Provided records:
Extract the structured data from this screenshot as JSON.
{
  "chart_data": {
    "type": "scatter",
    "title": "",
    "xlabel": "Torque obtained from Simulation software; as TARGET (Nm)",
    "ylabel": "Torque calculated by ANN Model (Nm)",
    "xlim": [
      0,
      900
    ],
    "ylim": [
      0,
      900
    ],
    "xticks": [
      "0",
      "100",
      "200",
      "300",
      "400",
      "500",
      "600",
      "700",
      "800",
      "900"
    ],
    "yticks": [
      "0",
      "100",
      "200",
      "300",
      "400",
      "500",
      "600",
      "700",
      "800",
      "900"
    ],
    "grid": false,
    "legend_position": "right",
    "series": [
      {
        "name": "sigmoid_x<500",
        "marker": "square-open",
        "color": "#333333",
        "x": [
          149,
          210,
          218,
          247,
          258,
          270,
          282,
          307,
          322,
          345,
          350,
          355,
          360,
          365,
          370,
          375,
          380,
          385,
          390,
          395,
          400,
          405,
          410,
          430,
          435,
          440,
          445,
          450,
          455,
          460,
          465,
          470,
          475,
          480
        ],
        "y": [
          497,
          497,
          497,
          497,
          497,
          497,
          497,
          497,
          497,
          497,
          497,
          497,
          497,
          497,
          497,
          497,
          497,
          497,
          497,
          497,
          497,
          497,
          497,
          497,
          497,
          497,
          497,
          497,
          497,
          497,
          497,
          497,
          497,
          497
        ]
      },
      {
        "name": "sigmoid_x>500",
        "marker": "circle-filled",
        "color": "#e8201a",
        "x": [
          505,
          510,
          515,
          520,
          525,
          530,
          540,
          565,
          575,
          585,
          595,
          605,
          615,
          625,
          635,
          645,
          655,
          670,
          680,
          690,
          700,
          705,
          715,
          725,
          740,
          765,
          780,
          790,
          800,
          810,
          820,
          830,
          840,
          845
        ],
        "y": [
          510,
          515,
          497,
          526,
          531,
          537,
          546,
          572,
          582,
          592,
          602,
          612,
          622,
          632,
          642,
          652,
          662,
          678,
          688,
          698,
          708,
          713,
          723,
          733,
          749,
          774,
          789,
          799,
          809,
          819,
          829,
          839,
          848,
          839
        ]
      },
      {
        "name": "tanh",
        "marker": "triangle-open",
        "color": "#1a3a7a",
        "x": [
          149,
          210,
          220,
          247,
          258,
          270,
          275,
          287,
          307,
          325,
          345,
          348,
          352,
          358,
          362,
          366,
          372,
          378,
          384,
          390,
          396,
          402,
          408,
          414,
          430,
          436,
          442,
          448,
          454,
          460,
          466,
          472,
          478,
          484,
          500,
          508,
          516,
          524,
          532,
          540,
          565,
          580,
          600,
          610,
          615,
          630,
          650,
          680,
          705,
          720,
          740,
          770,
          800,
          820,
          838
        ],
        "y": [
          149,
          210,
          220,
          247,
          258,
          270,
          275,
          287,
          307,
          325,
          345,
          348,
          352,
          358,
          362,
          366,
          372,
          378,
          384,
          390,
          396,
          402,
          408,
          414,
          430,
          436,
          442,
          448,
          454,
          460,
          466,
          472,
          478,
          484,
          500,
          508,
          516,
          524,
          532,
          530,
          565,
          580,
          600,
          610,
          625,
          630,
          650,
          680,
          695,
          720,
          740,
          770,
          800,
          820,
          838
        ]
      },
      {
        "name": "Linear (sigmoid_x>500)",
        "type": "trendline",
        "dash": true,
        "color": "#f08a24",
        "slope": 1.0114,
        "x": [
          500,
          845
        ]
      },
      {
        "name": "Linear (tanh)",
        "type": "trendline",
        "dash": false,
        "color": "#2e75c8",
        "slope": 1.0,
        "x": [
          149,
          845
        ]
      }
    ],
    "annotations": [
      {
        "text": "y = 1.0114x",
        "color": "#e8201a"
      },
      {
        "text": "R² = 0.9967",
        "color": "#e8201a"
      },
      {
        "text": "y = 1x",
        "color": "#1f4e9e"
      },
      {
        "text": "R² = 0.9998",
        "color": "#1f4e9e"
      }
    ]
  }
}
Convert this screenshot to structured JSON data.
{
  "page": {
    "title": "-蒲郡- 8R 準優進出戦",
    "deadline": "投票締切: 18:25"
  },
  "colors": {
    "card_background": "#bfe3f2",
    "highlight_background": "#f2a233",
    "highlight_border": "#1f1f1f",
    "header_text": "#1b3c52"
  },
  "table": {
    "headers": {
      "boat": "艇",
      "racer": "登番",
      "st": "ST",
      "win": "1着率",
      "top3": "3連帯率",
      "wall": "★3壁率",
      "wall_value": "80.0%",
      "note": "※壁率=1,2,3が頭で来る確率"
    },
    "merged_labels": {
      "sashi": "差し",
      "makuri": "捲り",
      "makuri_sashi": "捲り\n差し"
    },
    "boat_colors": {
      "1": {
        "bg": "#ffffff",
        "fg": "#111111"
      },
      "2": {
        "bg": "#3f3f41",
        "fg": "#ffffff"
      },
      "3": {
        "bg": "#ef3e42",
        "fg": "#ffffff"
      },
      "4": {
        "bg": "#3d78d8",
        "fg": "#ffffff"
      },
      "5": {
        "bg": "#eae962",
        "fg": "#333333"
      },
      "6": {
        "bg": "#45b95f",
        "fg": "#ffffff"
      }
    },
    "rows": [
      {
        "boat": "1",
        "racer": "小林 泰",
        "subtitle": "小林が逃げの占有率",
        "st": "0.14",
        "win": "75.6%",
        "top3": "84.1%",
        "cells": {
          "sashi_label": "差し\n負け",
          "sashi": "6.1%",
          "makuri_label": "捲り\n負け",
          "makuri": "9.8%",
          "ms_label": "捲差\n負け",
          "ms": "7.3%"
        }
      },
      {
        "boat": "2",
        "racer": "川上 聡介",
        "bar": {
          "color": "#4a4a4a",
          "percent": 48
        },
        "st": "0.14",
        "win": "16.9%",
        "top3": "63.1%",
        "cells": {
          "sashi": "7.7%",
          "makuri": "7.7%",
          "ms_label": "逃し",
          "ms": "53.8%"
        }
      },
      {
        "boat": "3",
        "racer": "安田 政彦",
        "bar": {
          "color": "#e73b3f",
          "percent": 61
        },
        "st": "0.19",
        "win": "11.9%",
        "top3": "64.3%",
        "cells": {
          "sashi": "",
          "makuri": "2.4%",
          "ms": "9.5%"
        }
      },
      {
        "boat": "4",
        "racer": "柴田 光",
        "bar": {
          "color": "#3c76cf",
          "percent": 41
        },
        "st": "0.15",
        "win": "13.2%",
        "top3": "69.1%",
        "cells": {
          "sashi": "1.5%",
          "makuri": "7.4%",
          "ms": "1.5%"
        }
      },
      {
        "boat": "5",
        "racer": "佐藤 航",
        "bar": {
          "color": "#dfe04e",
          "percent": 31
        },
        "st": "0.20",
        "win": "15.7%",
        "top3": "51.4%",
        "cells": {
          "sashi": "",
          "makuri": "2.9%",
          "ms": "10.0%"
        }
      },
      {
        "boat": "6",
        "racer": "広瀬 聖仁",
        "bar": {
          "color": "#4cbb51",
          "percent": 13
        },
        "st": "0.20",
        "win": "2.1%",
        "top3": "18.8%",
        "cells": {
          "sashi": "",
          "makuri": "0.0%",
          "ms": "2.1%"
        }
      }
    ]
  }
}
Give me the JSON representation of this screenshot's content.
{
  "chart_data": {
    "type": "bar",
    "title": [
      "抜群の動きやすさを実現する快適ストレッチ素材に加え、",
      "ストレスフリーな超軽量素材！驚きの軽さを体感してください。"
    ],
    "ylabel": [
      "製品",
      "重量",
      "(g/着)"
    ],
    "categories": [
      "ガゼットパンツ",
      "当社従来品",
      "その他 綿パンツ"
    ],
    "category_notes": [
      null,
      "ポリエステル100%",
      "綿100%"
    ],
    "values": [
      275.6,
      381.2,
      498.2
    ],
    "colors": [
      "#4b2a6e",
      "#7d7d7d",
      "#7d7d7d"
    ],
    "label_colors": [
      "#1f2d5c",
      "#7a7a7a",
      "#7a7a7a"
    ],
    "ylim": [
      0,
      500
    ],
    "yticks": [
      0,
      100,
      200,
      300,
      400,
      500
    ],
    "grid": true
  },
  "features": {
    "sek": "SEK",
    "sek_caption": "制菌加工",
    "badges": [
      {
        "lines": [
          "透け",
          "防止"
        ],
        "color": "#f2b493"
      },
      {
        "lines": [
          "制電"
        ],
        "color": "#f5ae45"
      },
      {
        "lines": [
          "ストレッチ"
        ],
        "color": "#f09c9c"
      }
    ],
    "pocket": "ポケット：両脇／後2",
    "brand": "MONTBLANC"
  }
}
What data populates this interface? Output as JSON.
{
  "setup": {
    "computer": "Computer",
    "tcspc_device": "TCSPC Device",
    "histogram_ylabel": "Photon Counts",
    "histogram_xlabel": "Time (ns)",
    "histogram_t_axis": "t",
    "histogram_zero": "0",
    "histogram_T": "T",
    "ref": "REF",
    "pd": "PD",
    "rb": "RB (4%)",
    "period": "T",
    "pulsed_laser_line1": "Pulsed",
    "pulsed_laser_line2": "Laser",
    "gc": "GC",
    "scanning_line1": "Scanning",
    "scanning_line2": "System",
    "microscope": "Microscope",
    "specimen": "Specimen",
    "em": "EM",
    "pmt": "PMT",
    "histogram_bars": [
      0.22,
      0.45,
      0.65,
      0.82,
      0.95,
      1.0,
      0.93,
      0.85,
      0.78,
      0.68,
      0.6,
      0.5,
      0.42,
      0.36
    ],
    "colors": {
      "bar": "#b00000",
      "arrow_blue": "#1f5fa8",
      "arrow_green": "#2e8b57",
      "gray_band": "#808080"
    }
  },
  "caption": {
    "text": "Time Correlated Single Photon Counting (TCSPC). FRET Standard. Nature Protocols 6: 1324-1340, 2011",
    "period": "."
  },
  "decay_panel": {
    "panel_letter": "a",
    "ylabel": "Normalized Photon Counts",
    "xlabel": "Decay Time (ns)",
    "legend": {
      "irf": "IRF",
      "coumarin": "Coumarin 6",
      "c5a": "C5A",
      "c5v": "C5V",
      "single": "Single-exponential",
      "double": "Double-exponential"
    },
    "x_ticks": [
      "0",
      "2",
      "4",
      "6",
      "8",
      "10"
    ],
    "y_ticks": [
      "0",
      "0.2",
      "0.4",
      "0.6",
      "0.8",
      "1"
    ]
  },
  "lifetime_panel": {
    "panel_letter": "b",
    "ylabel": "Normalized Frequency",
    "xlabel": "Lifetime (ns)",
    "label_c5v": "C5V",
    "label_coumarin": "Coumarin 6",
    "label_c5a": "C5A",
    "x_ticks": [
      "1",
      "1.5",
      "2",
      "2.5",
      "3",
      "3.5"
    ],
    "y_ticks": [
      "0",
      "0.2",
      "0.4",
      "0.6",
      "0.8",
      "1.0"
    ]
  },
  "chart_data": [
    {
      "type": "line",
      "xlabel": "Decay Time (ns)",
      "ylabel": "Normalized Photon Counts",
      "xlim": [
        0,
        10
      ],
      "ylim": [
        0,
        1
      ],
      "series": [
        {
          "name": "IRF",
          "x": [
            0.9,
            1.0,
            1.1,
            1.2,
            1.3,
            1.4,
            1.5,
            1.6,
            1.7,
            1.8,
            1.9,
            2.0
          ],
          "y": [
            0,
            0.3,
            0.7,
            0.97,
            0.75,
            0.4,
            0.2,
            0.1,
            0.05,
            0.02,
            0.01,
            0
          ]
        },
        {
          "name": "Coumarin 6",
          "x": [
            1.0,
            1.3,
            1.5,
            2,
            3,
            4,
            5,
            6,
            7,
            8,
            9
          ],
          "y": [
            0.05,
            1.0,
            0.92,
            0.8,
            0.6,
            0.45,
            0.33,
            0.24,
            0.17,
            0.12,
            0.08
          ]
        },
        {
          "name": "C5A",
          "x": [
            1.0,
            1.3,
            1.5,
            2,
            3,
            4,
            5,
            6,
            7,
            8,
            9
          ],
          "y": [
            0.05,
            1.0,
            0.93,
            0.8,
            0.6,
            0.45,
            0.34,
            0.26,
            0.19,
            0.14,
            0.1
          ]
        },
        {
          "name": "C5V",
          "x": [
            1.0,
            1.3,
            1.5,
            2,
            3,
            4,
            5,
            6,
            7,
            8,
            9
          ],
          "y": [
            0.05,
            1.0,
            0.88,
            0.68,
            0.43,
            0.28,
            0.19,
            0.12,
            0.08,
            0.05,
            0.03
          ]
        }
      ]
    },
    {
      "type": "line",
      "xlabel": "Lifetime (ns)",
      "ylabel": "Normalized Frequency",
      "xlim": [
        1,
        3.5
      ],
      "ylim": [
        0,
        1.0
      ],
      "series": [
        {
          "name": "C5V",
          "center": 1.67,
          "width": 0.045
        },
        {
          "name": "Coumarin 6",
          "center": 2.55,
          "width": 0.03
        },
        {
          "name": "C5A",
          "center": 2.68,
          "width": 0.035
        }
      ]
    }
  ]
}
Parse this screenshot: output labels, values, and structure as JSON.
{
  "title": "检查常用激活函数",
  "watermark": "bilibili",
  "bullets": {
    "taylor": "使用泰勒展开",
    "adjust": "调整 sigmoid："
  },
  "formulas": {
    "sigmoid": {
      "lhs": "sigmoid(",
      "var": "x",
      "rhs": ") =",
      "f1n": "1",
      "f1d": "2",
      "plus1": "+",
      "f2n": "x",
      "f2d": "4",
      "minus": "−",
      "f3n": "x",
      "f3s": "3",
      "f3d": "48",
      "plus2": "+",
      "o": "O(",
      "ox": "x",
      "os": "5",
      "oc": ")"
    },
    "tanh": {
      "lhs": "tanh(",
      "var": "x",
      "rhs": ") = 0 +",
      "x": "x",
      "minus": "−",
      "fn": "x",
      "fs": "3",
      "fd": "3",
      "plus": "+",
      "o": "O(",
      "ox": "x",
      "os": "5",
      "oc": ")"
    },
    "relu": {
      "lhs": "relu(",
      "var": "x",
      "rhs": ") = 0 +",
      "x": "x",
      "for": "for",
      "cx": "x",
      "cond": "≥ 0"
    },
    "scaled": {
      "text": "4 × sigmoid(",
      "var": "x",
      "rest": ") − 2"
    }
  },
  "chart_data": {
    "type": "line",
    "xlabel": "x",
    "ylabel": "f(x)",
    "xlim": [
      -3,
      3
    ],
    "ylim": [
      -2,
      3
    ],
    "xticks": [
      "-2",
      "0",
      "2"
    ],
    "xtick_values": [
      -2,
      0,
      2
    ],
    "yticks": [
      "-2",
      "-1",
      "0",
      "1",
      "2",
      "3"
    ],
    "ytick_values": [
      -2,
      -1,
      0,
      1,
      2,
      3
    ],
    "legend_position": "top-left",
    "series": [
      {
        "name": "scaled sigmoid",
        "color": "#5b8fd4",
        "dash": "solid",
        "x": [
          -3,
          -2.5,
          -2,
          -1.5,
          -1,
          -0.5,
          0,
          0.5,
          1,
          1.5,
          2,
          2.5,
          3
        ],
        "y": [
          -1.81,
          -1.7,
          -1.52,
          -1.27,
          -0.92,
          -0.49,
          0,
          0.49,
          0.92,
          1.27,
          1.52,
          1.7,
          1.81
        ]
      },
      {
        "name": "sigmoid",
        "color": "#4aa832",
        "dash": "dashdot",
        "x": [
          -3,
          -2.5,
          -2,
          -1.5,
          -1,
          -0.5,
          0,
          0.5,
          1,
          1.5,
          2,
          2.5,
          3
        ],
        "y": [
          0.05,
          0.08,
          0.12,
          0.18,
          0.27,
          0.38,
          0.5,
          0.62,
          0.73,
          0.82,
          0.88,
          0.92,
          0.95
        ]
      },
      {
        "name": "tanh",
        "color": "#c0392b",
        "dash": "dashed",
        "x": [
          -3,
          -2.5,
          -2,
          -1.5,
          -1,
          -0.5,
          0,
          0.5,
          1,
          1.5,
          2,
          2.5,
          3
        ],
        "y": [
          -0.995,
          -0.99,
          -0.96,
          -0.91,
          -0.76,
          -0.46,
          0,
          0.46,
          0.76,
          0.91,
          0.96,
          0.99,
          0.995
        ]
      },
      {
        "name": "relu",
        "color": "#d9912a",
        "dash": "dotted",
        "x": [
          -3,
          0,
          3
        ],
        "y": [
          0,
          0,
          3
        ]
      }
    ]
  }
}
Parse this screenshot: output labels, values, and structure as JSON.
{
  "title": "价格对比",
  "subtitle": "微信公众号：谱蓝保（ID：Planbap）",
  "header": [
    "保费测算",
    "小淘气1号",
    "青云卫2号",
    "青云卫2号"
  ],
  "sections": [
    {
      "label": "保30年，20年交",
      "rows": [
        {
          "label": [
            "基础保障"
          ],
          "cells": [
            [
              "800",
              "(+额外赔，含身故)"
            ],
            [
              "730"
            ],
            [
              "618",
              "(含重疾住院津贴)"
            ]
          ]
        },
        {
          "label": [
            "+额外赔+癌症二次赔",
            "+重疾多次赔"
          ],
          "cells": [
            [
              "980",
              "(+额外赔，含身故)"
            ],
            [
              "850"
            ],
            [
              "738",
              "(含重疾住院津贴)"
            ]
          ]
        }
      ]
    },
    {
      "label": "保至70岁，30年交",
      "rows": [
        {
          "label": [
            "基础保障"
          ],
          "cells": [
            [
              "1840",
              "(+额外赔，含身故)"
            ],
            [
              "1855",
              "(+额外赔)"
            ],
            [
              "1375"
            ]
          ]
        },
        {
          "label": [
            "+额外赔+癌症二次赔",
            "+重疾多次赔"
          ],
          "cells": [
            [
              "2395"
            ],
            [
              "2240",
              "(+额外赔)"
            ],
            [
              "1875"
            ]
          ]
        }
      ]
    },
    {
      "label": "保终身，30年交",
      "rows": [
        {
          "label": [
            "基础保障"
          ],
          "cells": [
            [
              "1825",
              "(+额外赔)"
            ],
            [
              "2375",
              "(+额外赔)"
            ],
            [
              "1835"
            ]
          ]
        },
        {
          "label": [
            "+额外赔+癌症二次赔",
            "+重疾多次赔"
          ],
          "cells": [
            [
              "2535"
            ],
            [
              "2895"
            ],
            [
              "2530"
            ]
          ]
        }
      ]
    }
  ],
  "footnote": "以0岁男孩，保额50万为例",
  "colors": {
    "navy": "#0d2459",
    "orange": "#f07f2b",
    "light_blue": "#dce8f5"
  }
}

Aim of the exercise:
Only lines with the word "racer" should be collected from the material.

Expected answer:
      "racer": "登番",
        "racer": "小林 泰",
        "racer": "川上 聡介",
        "racer": "安田 政彦",
        "racer": "柴田 光",
        "racer": "佐藤 航",
        "racer": "広瀬 聖仁",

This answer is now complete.